» **Task requirements**: Collect each line of the entries that holds the string "рабочих".

Saved data entries:
---+---
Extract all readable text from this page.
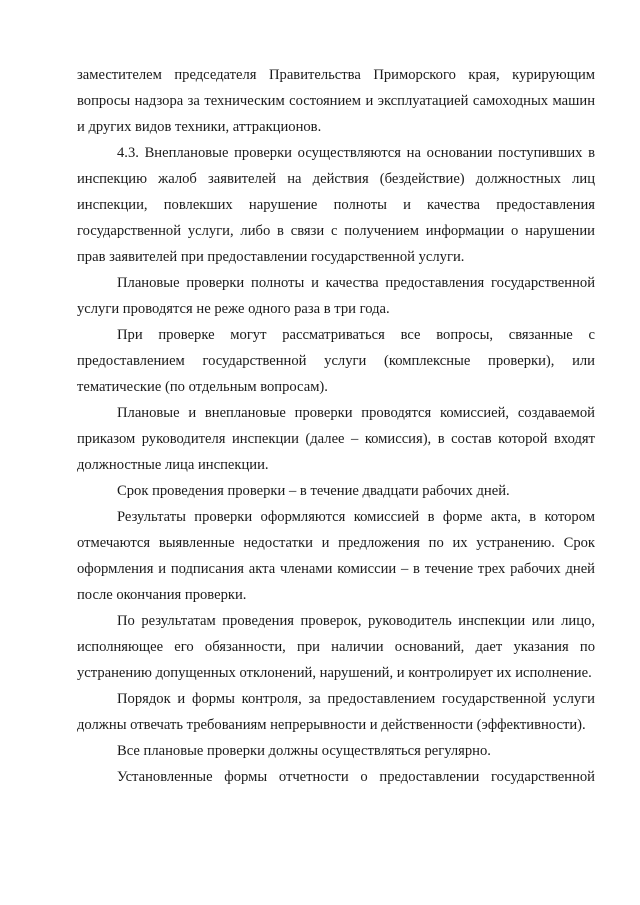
заместителем председателя Правительства Приморского края, курирующим вопросы надзора за техническим состоянием и эксплуатацией самоходных машин и других видов техники, аттракционов.

4.3. Внеплановые проверки осуществляются на основании поступивших в инспекцию жалоб заявителей на действия (бездействие) должностных лиц инспекции, повлекших нарушение полноты и качества предоставления государственной услуги, либо в связи с получением информации о нарушении прав заявителей при предоставлении государственной услуги.

Плановые проверки полноты и качества предоставления государственной услуги проводятся не реже одного раза в три года.

При проверке могут рассматриваться все вопросы, связанные с предоставлением государственной услуги (комплексные проверки), или тематические (по отдельным вопросам).

Плановые и внеплановые проверки проводятся комиссией, создаваемой приказом руководителя инспекции (далее – комиссия), в состав которой входят должностные лица инспекции.

Срок проведения проверки – в течение двадцати рабочих дней.

Результаты проверки оформляются комиссией в форме акта, в котором отмечаются выявленные недостатки и предложения по их устранению. Срок оформления и подписания акта членами комиссии – в течение трех рабочих дней после окончания проверки.

По результатам проведения проверок, руководитель инспекции или лицо, исполняющее его обязанности, при наличии оснований, дает указания по устранению допущенных отклонений, нарушений, и контролирует их исполнение.

Порядок и формы контроля, за предоставлением государственной услуги должны отвечать требованиям непрерывности и действенности (эффективности).

Все плановые проверки должны осуществляться регулярно.

Установленные формы отчетности о предоставлении государственной
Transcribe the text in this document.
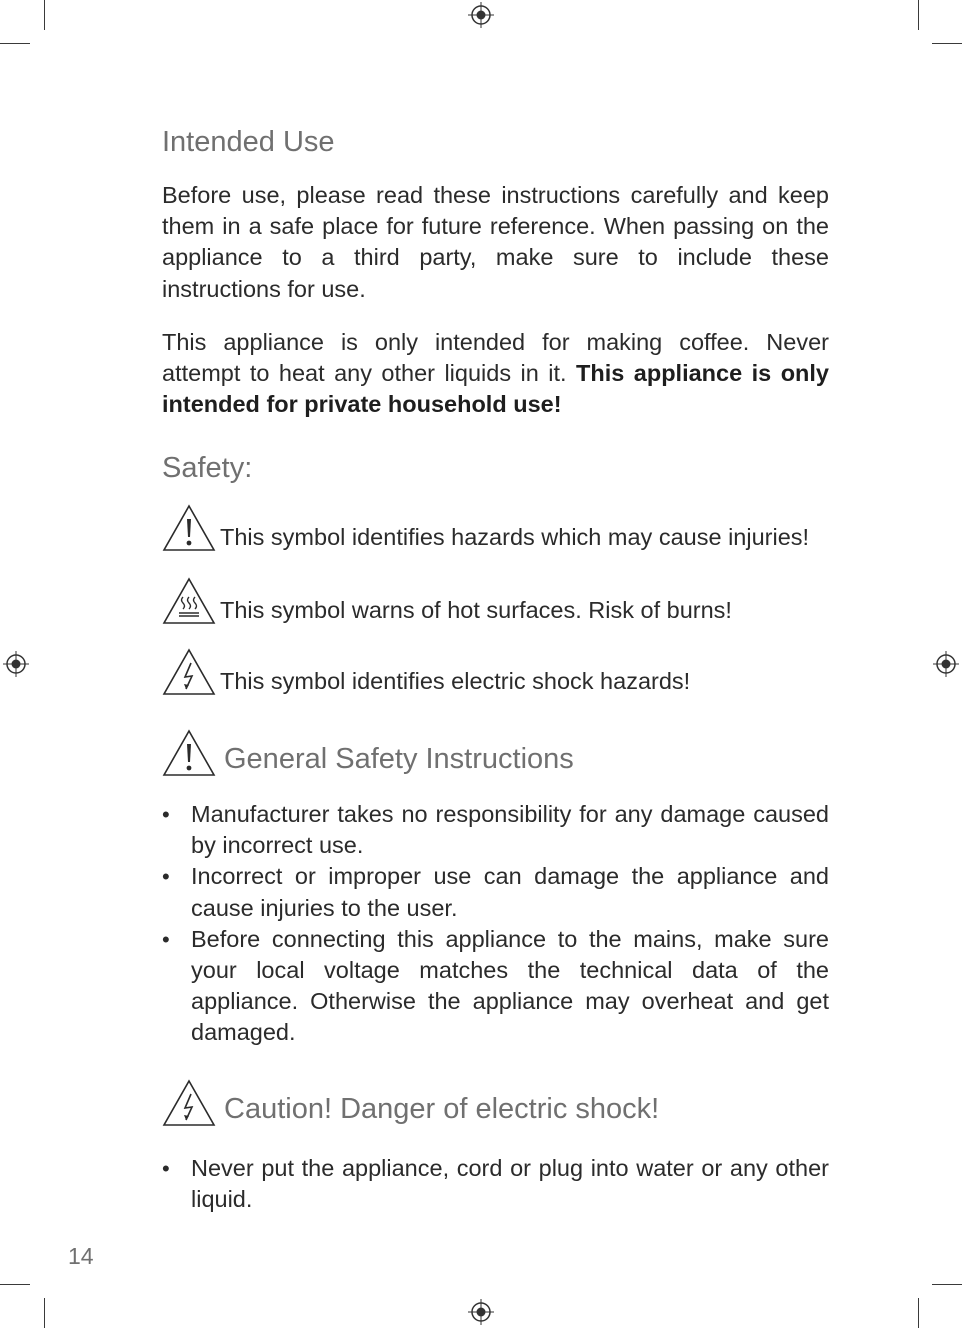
Intended Use

Before use, please read these instructions carefully and keep them in a safe place for future reference. When passing on the appliance to a third party, make sure to include these instructions for use.

This appliance is only intended for making coffee. Never attempt to heat any other liquids in it. This appliance is only intended for private household use!

Safety:
This symbol identifies hazards which may cause injuries!
This symbol warns of hot surfaces. Risk of burns!
This symbol identifies electric shock hazards!
General Safety Instructions
• Manufacturer takes no responsibility for any damage caused by incorrect use.
• Incorrect or improper use can damage the appliance and cause injuries to the user.
• Before connecting this appliance to the mains, make sure your local voltage matches the technical data of the appliance. Otherwise the appliance may overheat and get damaged.
Caution! Danger of electric shock!
• Never put the appliance, cord or plug into water or any other liquid.
14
---+---
» **Answer to this problem**:
Срок проведения проверки – в течение двадцати рабочих дней.
Результаты проверки оформляются комиссией в форме акта, в котором отмечаются выявленные недостатки и предложения по их устранению. Срок оформления и подписания акта членами комиссии – в течение трех рабочих дней после окончания проверки.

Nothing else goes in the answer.